Task objective ::
Locate every row below that contains the string "Four" and copy each of those rows.

[Layout element entries]
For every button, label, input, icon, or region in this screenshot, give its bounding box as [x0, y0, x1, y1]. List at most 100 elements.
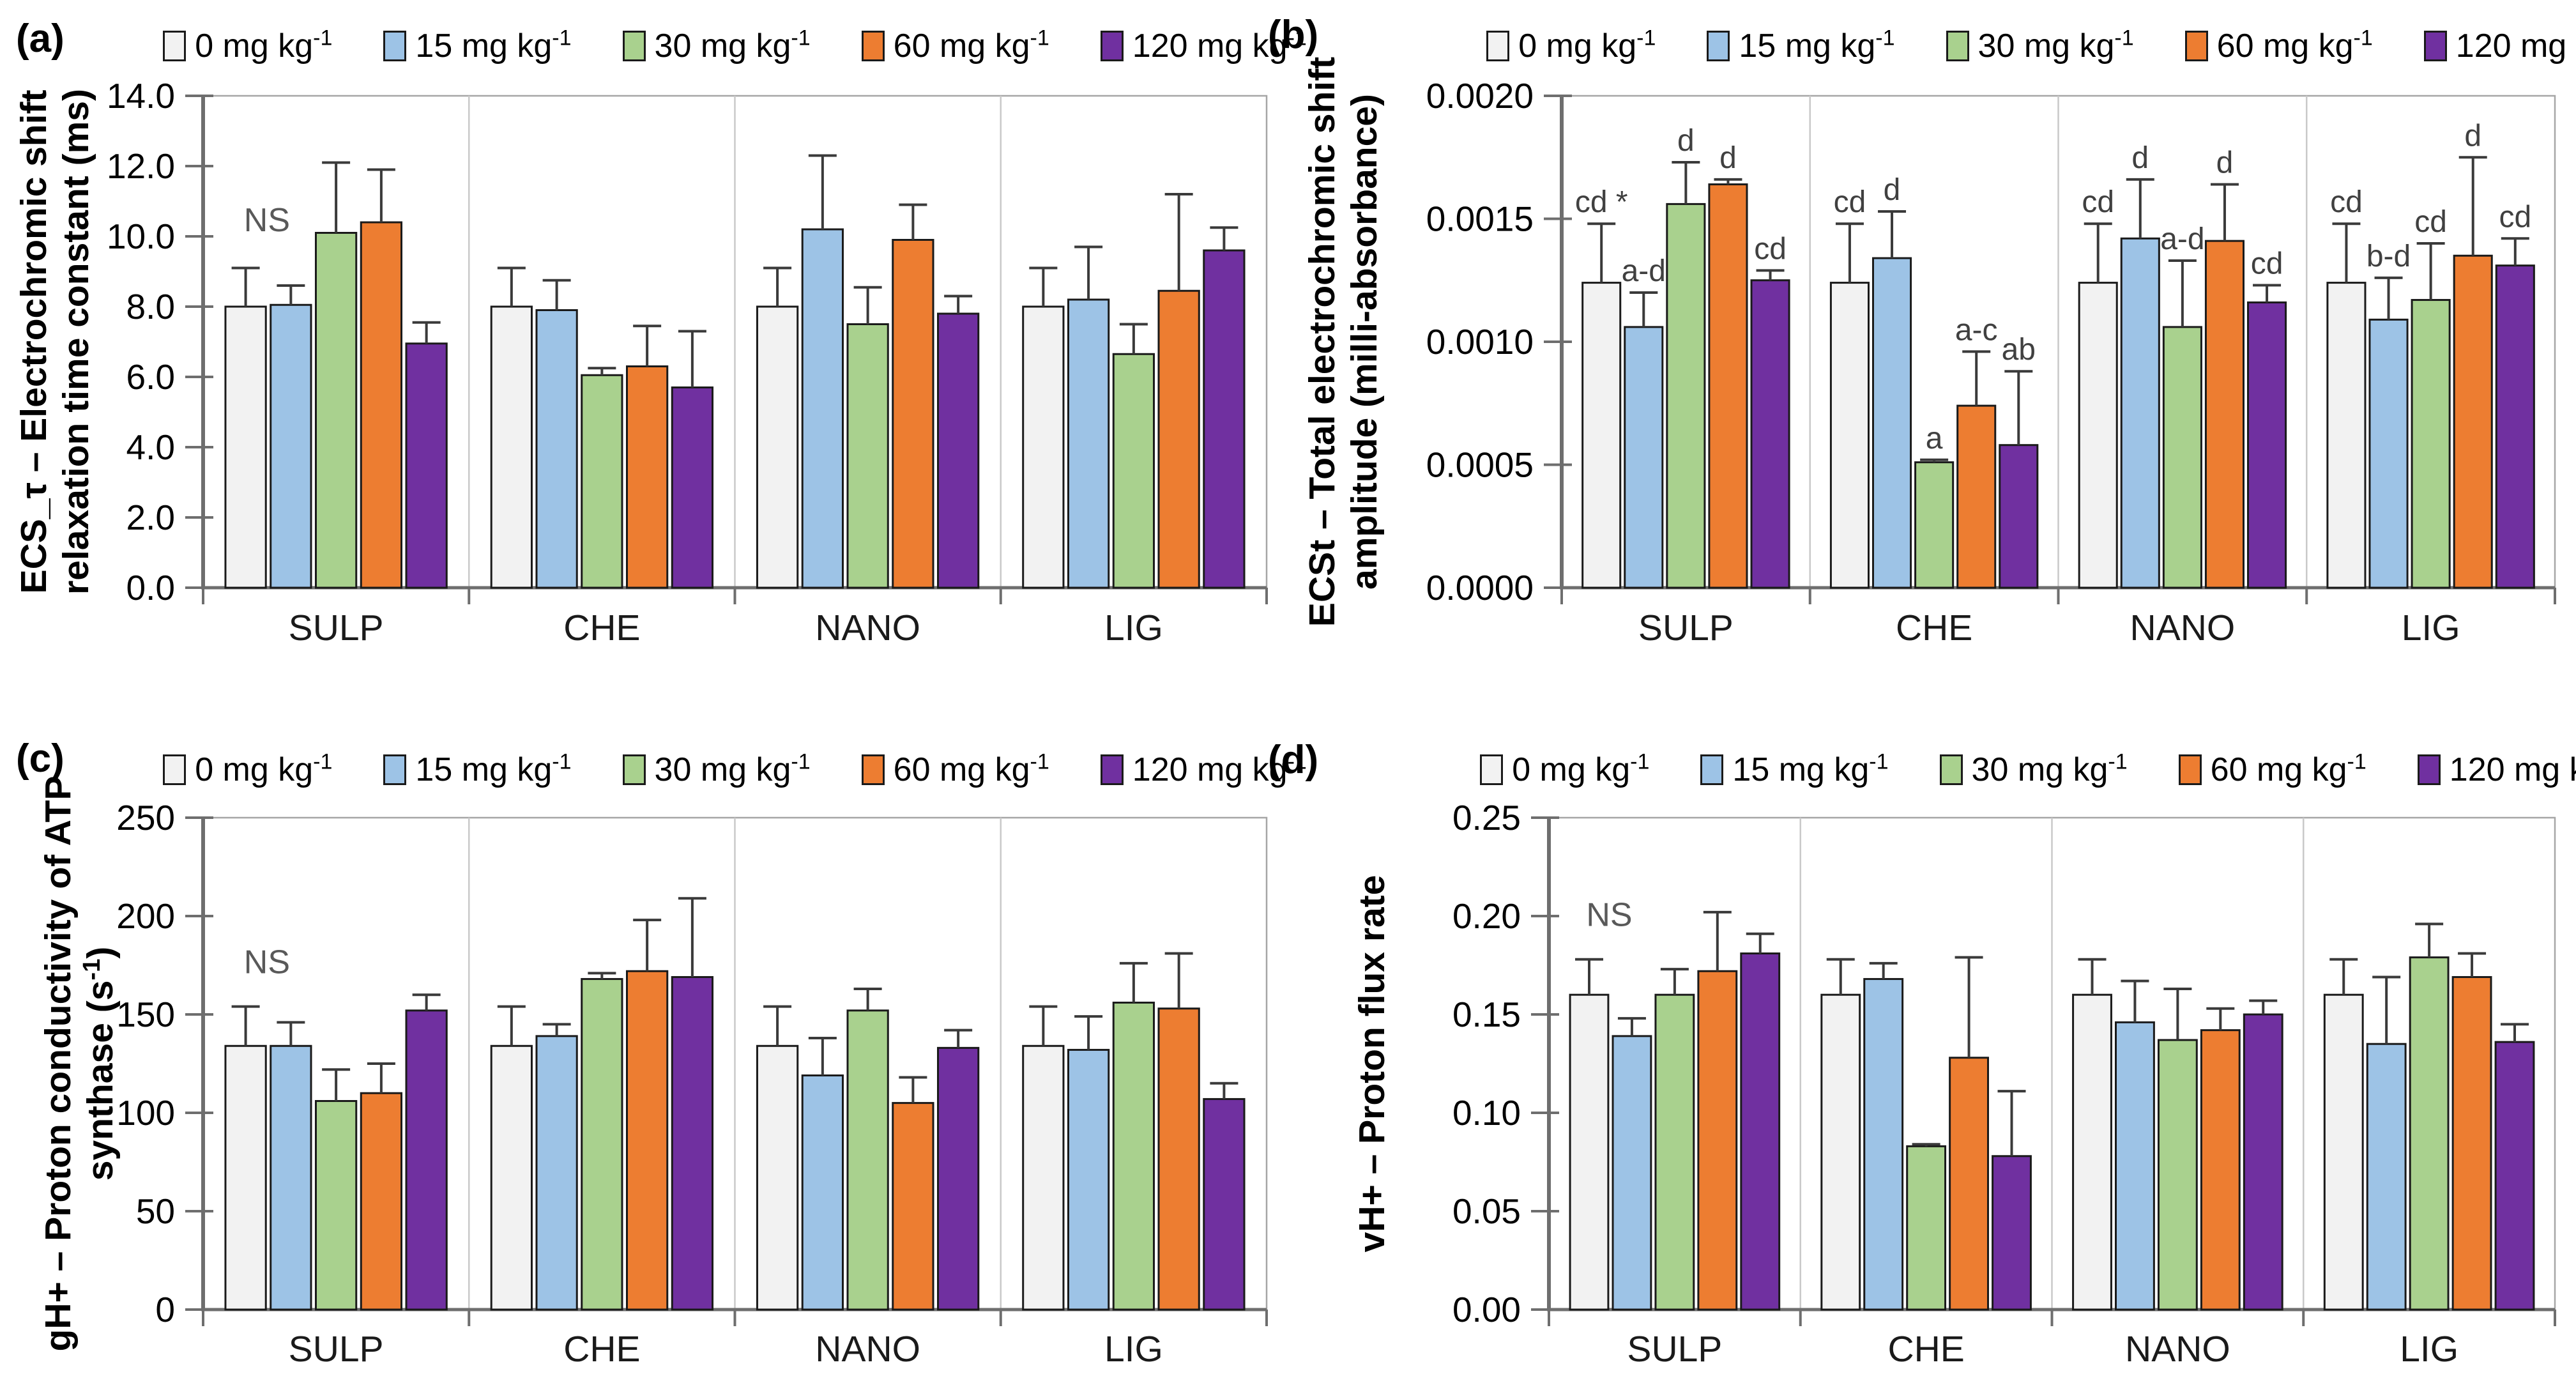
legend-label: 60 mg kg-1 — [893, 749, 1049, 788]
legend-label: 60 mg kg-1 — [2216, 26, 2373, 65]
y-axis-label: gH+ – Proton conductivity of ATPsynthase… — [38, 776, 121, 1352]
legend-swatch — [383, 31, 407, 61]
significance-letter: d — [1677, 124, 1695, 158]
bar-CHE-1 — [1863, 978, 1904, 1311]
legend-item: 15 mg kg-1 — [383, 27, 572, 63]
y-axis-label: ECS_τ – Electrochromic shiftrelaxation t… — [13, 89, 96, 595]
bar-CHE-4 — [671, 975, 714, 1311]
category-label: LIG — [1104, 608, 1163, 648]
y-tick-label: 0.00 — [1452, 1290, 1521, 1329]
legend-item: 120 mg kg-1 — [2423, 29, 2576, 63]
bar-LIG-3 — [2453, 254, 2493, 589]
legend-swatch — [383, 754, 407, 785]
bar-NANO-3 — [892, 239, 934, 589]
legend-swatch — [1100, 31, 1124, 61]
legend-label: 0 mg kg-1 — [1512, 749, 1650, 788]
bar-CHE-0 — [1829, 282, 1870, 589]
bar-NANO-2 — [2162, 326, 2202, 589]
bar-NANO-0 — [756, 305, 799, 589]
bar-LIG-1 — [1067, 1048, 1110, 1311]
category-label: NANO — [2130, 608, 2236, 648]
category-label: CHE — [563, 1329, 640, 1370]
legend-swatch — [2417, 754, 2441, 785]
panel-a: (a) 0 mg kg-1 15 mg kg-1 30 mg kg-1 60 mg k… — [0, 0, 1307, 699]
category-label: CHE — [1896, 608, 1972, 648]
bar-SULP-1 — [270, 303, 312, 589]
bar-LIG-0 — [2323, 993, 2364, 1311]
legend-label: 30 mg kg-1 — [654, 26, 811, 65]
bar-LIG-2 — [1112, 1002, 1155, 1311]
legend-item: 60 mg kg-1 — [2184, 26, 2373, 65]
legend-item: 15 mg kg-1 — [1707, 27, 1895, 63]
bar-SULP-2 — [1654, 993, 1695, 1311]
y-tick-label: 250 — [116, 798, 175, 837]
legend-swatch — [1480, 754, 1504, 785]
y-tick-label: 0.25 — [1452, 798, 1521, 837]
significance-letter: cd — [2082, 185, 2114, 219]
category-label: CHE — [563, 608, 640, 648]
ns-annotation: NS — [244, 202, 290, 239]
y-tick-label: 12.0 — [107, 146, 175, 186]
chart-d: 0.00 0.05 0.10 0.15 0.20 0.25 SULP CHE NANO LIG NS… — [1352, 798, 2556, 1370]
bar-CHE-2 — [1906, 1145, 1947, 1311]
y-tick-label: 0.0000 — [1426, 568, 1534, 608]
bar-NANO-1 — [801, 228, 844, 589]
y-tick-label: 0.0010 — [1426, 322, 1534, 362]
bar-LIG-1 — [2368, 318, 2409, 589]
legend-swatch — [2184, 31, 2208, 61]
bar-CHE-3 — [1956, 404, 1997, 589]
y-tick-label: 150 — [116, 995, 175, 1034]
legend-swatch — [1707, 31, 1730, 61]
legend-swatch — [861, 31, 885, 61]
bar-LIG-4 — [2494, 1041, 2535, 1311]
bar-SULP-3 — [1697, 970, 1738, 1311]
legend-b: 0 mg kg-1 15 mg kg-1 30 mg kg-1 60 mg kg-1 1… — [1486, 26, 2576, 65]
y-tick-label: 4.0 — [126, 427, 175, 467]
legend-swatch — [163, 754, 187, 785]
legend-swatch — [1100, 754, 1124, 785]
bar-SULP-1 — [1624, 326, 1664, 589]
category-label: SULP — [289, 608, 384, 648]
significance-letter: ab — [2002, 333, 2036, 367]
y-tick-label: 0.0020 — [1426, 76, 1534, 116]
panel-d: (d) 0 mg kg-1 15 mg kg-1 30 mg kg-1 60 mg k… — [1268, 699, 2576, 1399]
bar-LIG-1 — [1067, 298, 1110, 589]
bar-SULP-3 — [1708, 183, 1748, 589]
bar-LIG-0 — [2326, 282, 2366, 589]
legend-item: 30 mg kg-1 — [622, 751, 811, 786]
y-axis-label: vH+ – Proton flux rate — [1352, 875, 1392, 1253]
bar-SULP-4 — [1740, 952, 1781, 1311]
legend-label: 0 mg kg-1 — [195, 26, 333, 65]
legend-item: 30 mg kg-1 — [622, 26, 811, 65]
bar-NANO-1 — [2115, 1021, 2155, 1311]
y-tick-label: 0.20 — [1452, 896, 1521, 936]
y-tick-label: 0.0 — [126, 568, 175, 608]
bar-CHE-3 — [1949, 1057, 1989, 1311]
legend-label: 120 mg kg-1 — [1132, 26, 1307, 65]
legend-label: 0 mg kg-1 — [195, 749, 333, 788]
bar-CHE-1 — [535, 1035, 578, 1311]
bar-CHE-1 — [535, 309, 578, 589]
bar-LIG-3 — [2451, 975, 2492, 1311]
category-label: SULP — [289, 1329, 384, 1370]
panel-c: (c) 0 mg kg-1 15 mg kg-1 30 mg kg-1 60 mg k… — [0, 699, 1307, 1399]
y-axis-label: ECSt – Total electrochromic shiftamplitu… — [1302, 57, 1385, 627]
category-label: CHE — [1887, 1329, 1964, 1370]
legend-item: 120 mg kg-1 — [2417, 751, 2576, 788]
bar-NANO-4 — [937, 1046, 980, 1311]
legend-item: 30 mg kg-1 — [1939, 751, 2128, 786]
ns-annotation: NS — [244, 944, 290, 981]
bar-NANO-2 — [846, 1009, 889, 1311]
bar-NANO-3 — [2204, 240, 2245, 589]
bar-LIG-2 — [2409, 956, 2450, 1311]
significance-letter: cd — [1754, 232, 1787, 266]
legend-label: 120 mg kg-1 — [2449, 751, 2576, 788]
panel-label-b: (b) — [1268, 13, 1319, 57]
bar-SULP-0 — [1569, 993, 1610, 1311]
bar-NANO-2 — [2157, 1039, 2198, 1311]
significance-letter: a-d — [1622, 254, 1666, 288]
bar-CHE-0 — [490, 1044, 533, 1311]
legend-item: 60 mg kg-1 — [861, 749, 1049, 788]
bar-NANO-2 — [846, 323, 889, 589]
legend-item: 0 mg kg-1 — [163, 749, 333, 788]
* * *
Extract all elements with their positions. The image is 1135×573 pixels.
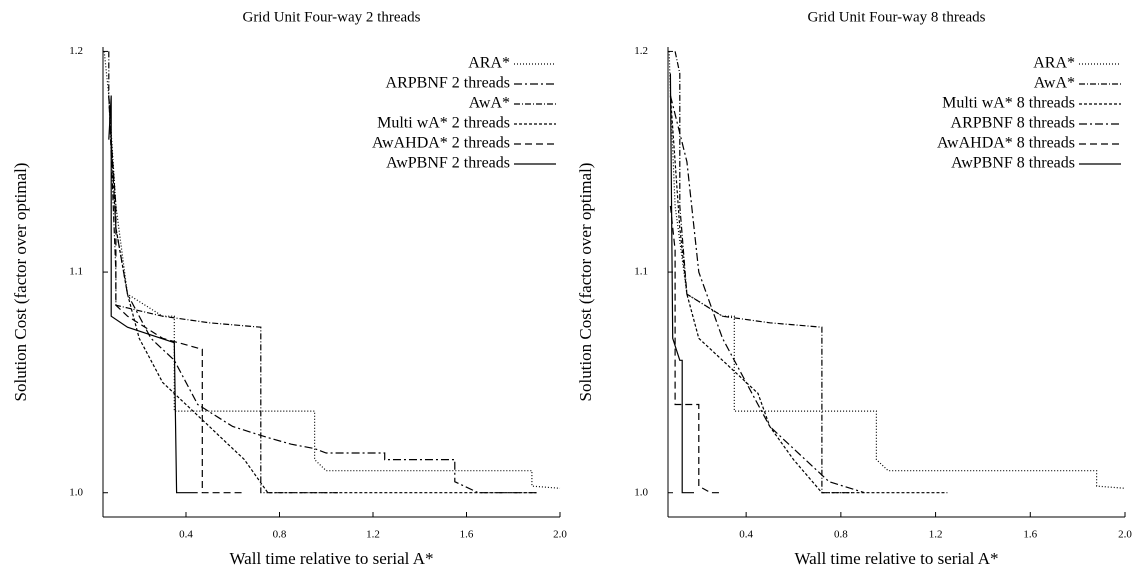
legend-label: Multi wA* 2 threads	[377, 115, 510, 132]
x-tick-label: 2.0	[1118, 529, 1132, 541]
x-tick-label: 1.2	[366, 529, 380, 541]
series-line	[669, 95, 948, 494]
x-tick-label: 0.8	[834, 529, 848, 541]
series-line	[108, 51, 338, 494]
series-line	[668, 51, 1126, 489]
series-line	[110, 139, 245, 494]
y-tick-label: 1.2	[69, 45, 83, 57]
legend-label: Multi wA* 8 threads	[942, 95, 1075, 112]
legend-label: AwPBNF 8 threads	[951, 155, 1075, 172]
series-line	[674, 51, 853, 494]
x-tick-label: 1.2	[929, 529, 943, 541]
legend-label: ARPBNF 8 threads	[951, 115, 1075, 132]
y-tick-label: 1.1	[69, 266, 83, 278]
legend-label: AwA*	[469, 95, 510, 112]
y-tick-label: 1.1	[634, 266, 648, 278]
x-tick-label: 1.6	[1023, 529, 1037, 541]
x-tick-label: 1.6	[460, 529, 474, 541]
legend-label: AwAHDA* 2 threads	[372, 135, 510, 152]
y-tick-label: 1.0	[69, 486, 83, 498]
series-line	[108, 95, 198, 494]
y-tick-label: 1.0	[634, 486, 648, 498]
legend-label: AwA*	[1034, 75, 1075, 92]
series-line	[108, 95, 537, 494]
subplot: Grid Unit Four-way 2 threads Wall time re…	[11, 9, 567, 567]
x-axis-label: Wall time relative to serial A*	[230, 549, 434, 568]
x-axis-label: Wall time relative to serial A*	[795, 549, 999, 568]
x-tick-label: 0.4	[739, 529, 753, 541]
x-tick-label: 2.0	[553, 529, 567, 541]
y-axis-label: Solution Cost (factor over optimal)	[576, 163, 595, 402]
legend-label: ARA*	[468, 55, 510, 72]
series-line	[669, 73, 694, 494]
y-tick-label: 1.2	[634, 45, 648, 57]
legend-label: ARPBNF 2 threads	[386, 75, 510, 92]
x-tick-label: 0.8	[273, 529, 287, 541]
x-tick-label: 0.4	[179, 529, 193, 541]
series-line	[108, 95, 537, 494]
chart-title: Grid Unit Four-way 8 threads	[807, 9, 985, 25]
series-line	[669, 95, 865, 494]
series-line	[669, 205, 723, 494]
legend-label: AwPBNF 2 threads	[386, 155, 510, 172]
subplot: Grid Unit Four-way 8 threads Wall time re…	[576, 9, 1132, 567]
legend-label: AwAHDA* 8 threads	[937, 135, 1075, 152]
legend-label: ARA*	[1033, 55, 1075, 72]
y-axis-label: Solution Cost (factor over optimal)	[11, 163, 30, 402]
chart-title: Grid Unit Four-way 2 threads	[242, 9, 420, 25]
--
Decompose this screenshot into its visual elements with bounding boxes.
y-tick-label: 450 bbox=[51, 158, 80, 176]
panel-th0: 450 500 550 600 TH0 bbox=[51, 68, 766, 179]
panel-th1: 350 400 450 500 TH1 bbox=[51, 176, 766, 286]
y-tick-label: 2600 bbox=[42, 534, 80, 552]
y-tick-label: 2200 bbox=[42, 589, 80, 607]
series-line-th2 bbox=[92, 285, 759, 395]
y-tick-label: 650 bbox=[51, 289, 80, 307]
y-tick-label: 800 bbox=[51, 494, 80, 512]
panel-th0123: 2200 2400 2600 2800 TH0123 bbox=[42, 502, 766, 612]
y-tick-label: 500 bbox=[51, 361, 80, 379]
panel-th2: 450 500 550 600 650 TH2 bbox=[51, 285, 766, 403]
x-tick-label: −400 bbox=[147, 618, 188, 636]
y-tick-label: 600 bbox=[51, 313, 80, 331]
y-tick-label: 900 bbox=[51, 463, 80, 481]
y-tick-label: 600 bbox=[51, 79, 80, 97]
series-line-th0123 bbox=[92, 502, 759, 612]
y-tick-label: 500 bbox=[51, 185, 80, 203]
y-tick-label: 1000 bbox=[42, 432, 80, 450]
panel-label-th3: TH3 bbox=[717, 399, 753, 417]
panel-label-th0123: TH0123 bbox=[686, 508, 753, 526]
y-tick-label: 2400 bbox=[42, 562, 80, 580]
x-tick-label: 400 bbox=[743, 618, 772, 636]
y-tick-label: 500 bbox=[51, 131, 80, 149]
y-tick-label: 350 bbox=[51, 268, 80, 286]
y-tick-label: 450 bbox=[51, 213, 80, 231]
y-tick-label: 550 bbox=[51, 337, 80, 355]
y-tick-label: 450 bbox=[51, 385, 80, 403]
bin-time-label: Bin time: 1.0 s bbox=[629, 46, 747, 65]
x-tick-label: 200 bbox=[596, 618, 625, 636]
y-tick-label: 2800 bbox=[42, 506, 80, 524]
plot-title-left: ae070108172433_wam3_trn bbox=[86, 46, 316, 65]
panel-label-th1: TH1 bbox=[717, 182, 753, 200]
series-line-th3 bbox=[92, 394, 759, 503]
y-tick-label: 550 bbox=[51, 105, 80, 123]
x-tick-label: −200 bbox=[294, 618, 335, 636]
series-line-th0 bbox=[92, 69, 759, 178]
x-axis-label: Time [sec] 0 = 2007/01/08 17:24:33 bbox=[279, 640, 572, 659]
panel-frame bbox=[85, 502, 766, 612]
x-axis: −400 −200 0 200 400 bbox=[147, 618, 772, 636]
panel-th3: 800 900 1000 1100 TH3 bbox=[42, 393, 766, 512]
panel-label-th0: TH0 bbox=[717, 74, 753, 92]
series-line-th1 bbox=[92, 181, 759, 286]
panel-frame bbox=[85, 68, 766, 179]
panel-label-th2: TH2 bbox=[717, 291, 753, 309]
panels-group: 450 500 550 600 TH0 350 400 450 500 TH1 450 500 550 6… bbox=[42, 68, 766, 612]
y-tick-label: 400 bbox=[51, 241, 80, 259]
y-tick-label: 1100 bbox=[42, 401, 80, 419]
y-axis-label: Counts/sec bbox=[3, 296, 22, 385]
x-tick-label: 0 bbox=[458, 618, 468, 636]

The response ::
subplot: Grid Unit Four-way 2 threads Wall time re…	[11, 9, 567, 567]
chart-title: Grid Unit Four-way 8 threads	[807, 9, 985, 25]
subplot: Grid Unit Four-way 8 threads Wall time re…	[576, 9, 1132, 567]
chart-title: Grid Unit Four-way 2 threads	[242, 9, 420, 25]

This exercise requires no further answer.